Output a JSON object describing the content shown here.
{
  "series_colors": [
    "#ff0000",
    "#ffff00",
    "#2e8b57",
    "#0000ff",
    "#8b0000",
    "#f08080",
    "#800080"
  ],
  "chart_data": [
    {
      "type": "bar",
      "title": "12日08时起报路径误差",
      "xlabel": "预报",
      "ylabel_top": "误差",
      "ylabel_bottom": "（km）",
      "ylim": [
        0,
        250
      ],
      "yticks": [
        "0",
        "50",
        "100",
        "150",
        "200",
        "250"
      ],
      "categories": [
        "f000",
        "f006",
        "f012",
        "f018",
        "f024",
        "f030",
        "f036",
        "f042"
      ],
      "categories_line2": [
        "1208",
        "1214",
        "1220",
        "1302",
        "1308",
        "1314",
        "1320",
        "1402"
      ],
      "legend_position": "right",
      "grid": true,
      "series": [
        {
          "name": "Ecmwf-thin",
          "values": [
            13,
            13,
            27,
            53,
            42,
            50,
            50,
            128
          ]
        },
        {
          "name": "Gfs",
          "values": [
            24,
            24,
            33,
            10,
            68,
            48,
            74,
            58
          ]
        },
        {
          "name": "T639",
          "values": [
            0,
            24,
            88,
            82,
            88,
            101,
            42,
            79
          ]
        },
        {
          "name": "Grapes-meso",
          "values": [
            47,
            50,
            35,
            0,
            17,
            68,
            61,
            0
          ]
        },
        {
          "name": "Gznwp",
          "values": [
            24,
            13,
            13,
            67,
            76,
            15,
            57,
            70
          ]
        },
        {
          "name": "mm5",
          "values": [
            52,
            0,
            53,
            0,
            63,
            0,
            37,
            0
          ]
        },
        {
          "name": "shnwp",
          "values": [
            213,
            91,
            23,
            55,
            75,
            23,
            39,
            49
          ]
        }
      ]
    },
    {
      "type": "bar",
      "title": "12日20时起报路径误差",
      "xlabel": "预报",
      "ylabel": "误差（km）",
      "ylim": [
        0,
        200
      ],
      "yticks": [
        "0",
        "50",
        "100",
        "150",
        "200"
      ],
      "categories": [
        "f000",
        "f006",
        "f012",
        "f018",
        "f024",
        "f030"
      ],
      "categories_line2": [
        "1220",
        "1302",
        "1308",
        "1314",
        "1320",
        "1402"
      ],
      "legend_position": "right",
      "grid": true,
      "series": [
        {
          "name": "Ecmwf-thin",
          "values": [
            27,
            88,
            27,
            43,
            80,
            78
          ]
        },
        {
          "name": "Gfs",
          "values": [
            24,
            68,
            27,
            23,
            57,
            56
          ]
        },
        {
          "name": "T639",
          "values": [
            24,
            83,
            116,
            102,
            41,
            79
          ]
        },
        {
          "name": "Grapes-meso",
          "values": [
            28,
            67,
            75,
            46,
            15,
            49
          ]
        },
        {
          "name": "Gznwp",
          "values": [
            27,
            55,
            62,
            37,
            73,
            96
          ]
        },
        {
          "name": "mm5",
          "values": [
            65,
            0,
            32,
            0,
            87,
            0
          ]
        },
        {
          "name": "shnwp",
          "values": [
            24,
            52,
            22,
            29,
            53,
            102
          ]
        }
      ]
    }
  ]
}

........

To be done —
Select from the material above each line in which the string "title" appears, and list those lines.

Response —
      "title": "12日08时起报路径误差",
      "title": "12日20时起报路径误差",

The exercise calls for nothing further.